Transcribe all the entries word for word, skipping the pictures.

DATA SUPPLIED:
::::::::

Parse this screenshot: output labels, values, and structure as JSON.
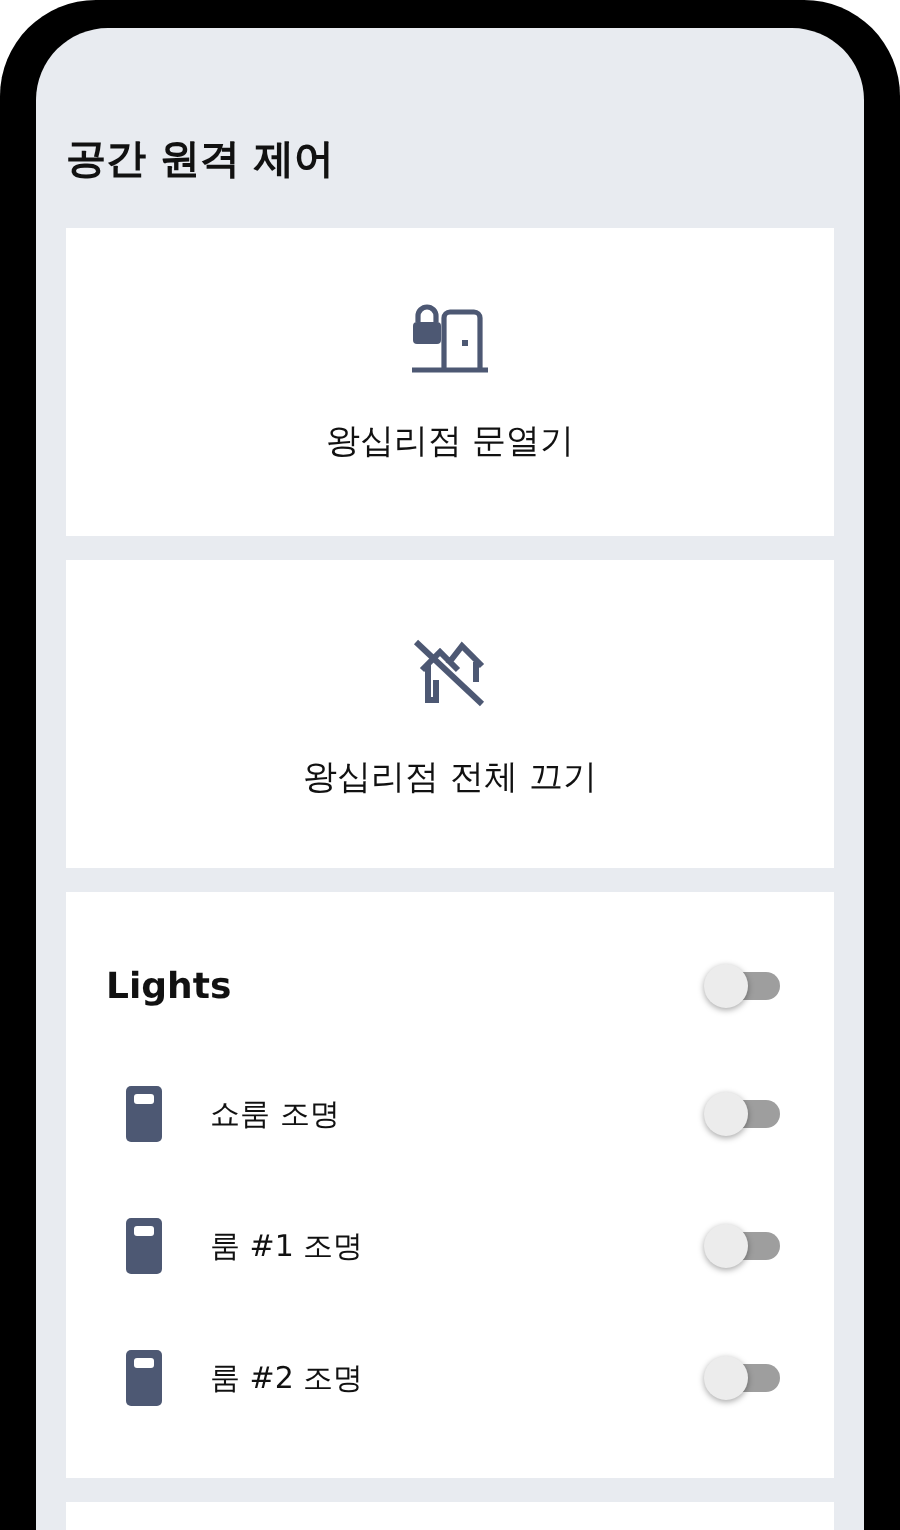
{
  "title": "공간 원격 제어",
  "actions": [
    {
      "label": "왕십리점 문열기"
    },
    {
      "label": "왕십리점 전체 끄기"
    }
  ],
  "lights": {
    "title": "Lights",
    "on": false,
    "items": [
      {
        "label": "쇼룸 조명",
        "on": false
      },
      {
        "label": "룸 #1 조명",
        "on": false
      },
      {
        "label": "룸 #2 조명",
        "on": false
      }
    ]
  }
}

::::::::

FINISHED TASK:
Parse this screenshot: output labels, values, and structure as JSON.
{
  "title": "공간 원격 제어",
  "actions": [
    {
      "label": "왕십리점 문열기"
    },
    {
      "label": "왕십리점 전체 끄기"
    }
  ],
  "lights": {
    "title": "Lights",
    "on": false,
    "items": [
      {
        "label": "쇼룸 조명",
        "on": false
      },
      {
        "label": "룸 #1 조명",
        "on": false
      },
      {
        "label": "룸 #2 조명",
        "on": false
      }
    ]
  }
}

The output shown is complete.